DATA EXCERPTS »
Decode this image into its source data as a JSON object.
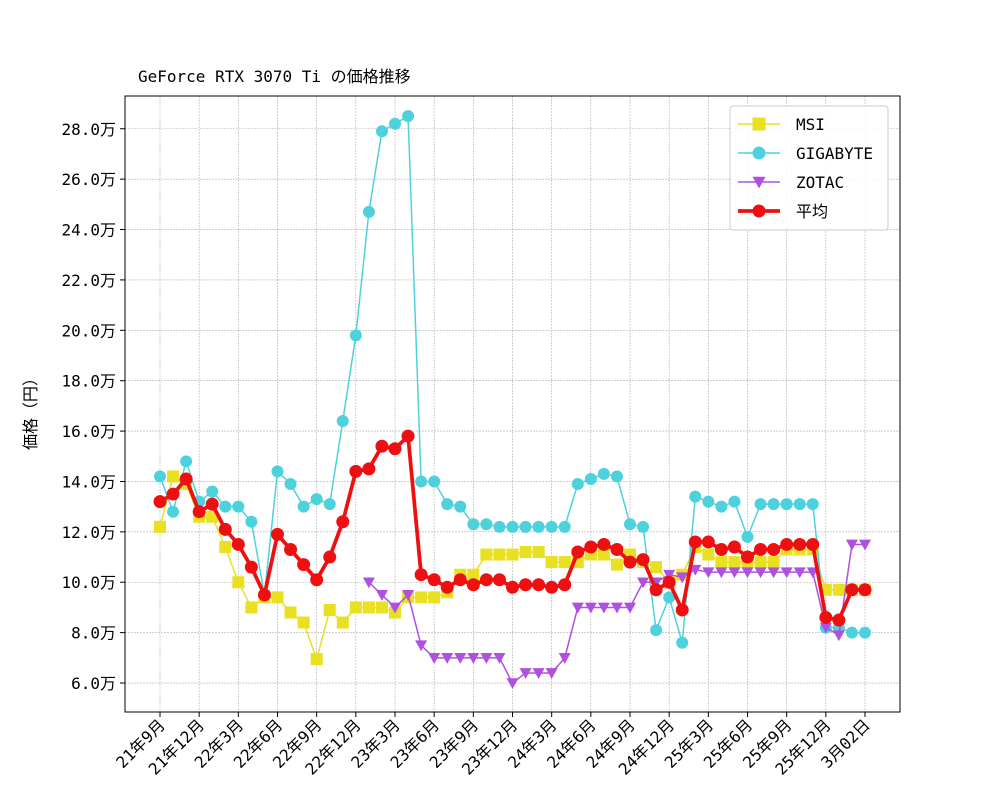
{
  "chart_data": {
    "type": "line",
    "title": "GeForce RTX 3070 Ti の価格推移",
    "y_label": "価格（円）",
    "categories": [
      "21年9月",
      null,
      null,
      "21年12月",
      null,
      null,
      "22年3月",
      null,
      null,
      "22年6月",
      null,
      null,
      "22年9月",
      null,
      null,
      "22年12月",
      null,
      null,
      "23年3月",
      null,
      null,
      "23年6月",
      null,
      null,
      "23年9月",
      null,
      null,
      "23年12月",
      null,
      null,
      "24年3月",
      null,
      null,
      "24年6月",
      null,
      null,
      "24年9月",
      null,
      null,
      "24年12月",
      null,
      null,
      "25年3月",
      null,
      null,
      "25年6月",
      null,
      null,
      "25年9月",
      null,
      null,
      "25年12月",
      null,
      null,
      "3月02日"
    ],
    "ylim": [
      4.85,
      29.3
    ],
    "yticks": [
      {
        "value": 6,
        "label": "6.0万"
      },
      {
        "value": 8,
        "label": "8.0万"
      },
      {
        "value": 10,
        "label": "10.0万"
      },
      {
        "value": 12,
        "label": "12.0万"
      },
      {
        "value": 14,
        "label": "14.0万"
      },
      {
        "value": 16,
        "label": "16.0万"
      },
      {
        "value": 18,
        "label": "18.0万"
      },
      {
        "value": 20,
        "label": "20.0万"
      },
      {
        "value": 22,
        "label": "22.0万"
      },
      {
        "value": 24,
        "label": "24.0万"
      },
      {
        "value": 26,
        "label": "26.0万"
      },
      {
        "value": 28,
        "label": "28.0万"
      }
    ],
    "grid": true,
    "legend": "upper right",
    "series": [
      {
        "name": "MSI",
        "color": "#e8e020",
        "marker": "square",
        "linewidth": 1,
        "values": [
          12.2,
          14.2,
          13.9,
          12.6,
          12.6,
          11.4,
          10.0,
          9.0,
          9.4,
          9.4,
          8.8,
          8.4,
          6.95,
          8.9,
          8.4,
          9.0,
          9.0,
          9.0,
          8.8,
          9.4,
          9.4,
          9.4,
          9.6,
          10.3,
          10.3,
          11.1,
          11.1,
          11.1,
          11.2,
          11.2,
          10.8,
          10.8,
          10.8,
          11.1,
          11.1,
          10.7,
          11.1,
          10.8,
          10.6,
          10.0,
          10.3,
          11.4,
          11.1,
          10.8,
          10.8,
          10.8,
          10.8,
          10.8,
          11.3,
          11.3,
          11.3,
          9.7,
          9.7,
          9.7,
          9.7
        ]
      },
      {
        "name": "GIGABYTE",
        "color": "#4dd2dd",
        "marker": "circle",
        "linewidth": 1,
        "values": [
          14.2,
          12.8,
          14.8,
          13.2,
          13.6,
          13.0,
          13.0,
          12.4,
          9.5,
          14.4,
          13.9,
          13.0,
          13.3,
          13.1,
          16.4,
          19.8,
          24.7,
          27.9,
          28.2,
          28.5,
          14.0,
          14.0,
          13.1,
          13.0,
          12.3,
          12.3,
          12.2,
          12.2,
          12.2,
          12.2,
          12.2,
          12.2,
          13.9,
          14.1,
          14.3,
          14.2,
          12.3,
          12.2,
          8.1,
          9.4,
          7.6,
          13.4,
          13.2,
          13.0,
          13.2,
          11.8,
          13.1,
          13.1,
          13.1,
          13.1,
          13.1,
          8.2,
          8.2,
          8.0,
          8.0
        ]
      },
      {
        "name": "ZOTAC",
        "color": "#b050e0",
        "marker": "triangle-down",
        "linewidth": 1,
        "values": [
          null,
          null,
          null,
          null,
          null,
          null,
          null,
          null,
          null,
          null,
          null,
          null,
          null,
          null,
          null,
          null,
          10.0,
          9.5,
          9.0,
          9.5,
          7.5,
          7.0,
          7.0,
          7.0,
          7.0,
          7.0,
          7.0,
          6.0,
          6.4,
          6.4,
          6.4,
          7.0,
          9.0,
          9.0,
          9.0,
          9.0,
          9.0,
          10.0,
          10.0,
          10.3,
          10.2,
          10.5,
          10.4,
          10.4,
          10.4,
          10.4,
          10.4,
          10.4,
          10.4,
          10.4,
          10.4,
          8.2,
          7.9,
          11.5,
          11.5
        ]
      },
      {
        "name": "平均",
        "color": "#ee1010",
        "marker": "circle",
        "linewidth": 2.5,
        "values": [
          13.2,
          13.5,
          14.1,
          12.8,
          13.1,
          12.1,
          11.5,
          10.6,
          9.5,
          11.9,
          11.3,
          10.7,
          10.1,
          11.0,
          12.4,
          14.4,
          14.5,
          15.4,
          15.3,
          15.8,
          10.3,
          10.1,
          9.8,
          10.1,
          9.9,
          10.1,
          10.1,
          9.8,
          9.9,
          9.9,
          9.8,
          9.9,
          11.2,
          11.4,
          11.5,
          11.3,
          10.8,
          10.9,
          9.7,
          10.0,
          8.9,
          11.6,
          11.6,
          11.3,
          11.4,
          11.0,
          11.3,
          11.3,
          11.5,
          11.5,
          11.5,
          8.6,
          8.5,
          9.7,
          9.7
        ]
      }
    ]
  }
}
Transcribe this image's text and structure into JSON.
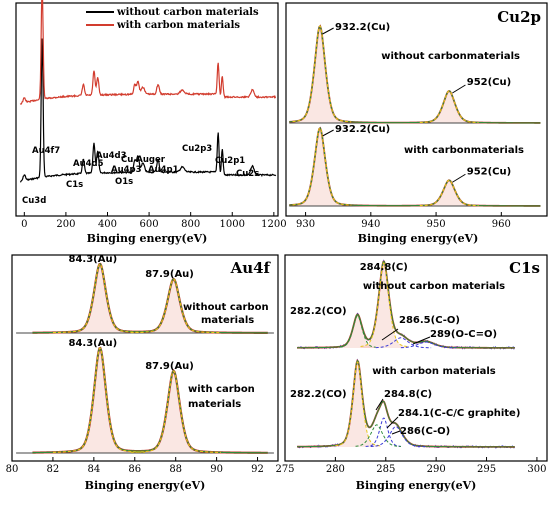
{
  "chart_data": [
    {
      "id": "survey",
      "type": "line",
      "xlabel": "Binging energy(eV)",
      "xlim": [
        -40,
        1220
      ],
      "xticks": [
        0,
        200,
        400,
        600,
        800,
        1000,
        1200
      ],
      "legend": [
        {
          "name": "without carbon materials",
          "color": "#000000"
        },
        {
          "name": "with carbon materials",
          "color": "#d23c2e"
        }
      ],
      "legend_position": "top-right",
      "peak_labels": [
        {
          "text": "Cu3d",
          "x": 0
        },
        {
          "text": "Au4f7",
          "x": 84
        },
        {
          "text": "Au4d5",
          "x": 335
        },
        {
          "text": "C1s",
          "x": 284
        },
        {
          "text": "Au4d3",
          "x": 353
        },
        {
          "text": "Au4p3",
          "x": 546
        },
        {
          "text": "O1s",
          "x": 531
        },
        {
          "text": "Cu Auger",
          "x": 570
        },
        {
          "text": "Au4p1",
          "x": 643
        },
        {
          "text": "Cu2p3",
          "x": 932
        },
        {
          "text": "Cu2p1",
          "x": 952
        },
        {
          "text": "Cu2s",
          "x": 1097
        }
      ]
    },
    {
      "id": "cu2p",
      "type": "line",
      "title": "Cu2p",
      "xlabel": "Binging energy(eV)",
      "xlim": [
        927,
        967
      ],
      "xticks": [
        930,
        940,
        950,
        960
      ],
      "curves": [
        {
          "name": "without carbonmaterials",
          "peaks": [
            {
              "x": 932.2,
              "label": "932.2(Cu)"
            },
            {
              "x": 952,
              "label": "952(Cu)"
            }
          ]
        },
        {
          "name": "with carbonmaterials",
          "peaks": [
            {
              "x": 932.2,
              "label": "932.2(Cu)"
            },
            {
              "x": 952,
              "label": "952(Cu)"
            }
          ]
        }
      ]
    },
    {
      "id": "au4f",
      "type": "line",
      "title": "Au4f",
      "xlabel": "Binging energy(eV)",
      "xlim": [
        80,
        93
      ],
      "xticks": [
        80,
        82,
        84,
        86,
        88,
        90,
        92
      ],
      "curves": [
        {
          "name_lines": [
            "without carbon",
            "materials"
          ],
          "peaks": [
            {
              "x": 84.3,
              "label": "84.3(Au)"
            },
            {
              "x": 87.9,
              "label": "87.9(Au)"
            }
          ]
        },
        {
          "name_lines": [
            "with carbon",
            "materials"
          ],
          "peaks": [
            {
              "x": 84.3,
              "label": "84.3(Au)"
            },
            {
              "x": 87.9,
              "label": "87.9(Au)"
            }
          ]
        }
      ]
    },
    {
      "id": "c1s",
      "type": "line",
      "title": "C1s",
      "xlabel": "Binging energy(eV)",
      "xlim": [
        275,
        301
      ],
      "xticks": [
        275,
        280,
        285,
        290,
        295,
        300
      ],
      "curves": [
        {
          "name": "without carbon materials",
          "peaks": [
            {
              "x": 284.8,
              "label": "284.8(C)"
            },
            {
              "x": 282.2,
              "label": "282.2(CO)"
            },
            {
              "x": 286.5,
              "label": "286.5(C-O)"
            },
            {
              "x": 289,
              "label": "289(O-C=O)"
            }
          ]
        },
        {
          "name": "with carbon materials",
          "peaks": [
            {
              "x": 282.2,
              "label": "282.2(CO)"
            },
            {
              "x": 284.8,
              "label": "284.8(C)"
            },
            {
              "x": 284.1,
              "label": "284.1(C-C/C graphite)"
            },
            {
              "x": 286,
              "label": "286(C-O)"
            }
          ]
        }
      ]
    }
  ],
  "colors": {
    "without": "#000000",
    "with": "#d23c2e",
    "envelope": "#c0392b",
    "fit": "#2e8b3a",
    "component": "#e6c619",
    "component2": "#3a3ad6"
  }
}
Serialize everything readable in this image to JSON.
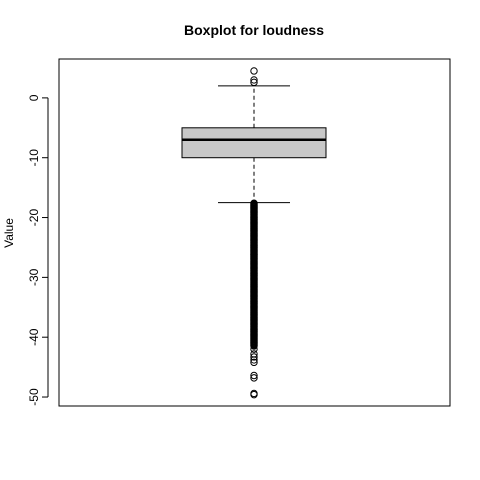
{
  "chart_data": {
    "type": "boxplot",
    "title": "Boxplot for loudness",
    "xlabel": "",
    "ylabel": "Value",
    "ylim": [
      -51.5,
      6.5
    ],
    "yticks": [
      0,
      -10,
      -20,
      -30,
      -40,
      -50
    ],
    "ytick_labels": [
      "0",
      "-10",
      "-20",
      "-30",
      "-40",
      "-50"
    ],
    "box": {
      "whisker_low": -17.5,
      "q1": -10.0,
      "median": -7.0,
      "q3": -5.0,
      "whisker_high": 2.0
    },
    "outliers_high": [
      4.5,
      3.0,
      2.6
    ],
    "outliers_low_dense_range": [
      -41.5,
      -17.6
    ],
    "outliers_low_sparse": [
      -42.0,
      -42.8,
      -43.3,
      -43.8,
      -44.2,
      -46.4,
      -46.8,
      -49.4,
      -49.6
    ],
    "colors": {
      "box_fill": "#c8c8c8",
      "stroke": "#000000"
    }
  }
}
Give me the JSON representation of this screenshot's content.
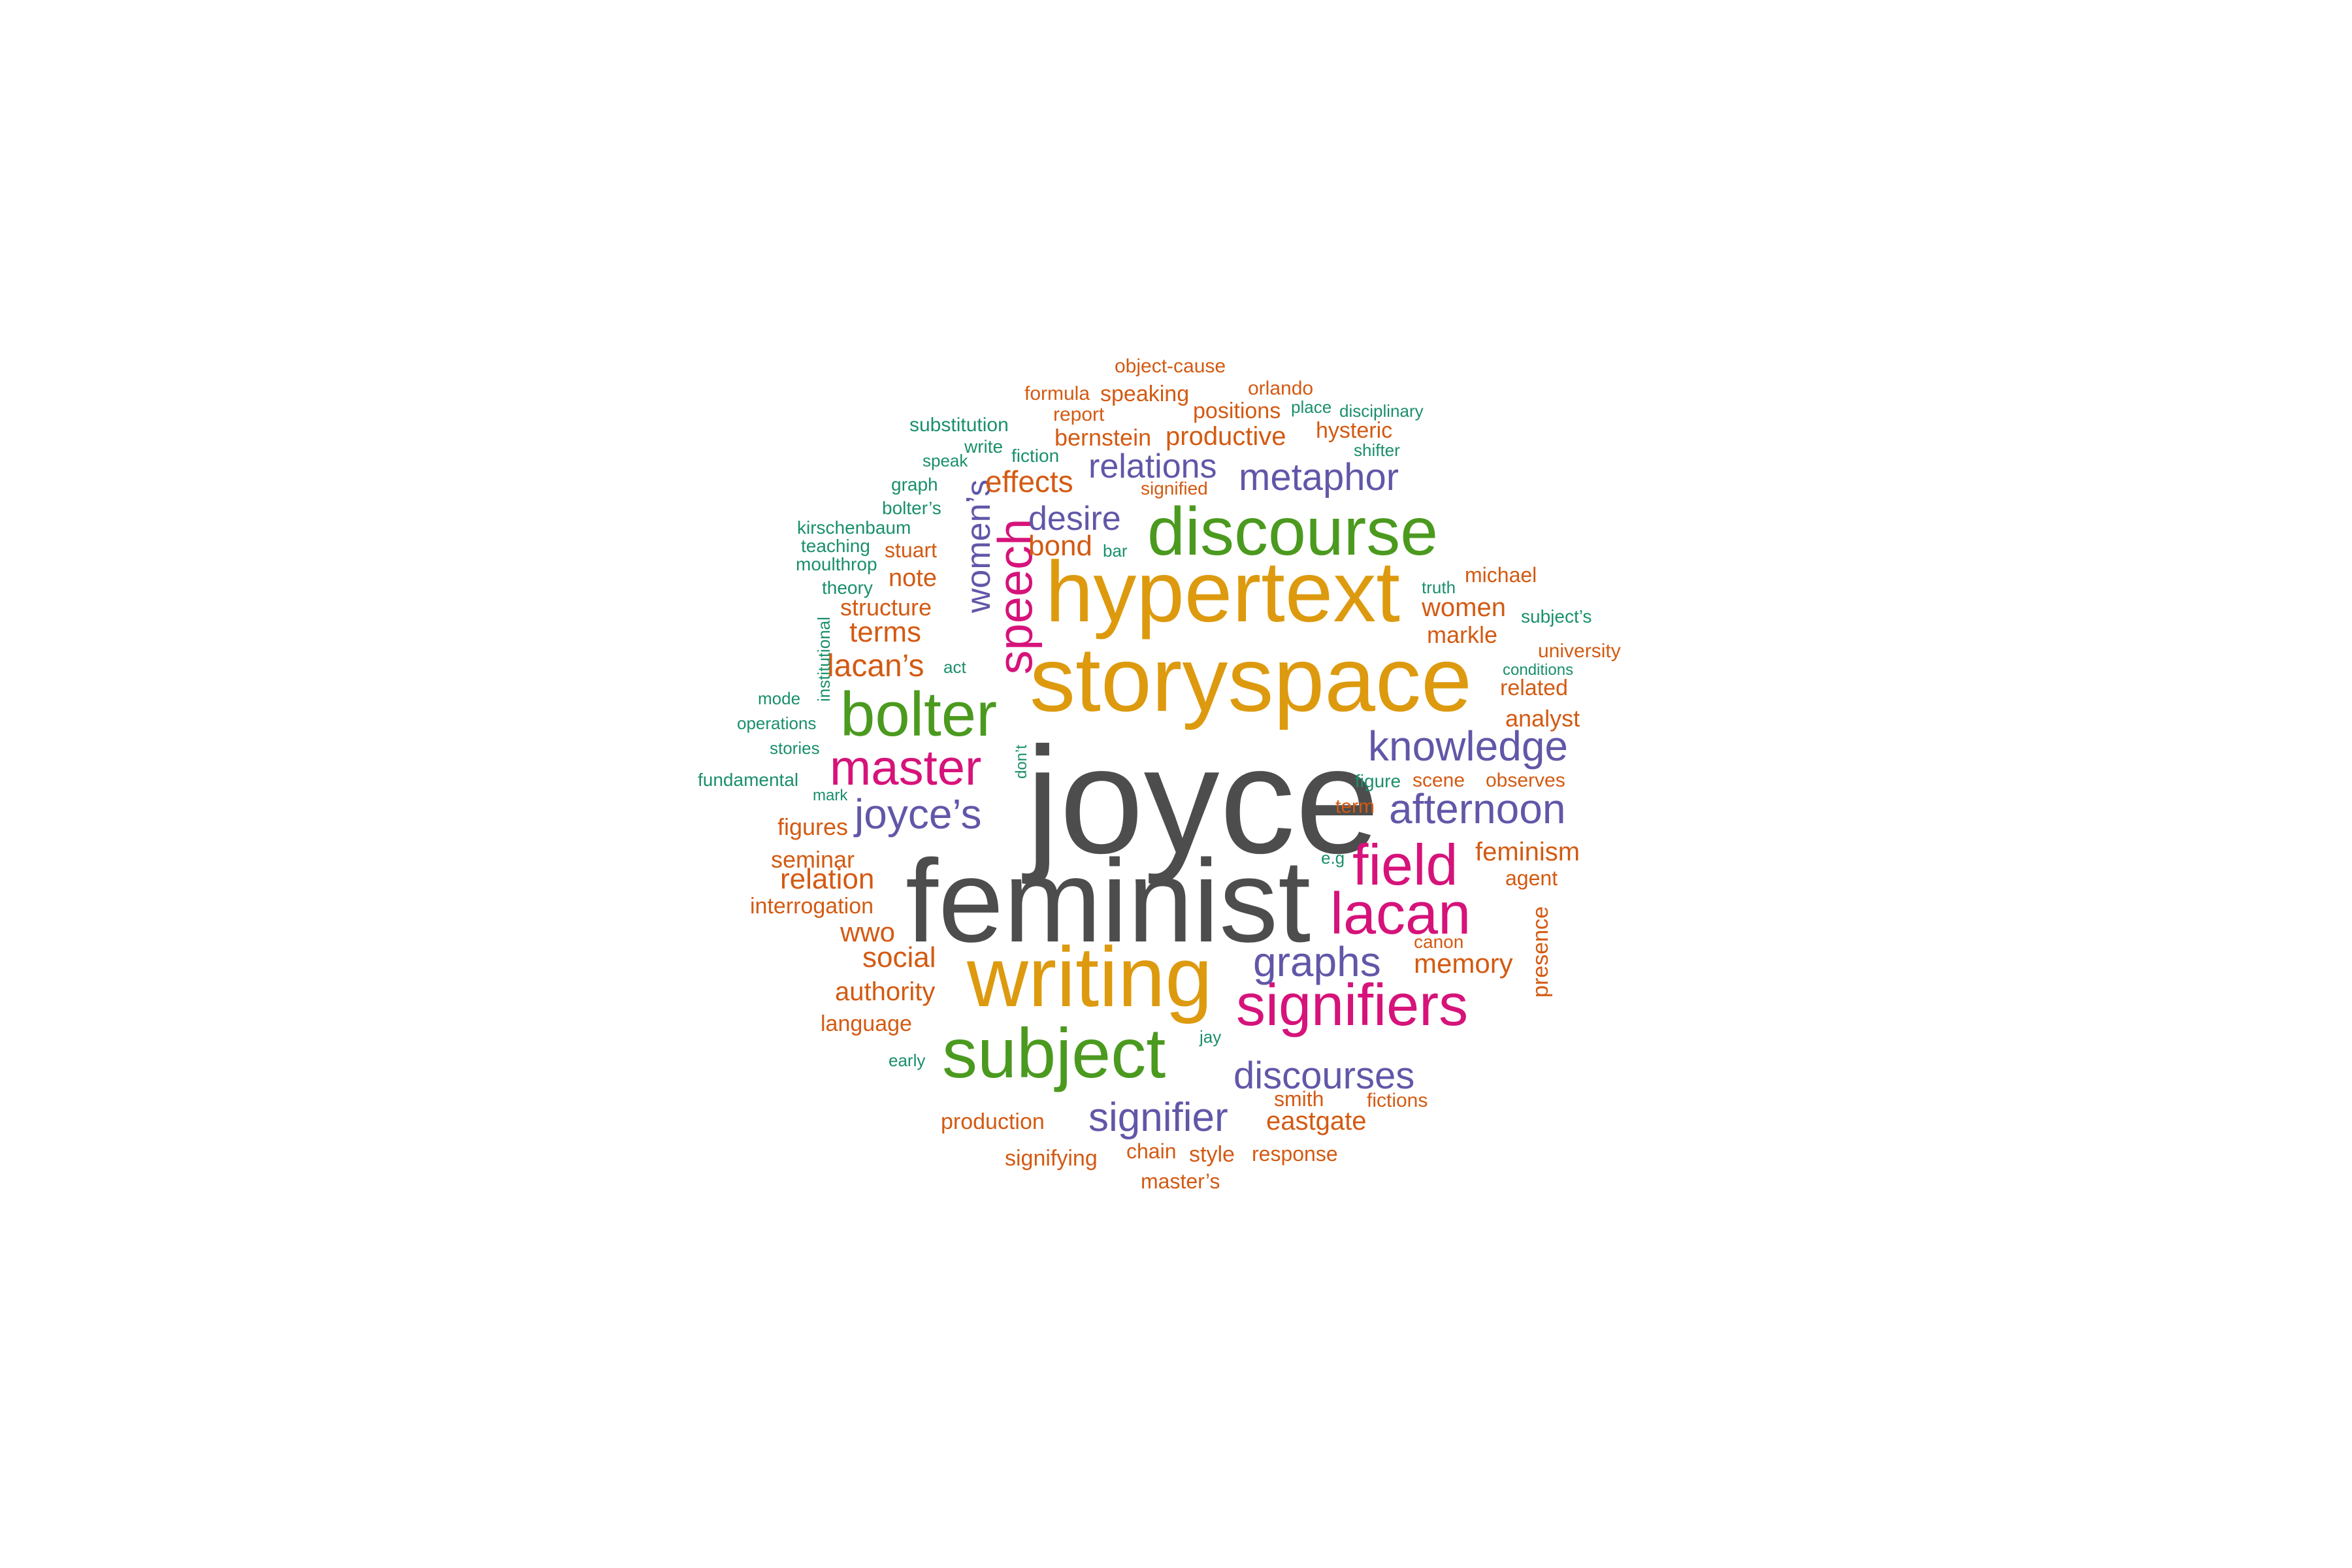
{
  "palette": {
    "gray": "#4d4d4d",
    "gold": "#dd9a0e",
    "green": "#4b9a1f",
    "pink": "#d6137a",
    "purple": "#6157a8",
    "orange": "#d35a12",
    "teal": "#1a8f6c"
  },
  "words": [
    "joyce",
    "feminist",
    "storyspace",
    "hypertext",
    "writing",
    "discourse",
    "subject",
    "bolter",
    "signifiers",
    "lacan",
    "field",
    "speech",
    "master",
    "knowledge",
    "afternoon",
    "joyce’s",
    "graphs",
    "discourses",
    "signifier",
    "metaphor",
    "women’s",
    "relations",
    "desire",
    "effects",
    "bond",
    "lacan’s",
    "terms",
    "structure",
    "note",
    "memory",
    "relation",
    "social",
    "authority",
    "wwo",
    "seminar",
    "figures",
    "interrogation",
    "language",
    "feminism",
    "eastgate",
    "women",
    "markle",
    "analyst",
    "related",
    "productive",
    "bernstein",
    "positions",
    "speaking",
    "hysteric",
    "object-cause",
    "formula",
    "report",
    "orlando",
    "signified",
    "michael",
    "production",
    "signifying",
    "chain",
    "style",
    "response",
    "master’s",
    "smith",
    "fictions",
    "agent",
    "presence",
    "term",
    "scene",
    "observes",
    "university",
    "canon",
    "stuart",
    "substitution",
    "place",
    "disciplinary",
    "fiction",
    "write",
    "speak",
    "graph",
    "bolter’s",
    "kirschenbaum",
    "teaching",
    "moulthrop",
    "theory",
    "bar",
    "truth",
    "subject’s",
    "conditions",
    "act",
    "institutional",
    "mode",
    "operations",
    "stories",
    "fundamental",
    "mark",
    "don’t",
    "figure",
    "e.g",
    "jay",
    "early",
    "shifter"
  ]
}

SET EXERCISE »
Write out every line of the listing that holds the word "JSON".

WRITTEN SOLUTION »
Decode this image into its source data as a JSON object.
Transcribe this image's text and structure into JSON.
Serialize everything readable in this image to JSON.
Give me the JSON representation of this screenshot's content.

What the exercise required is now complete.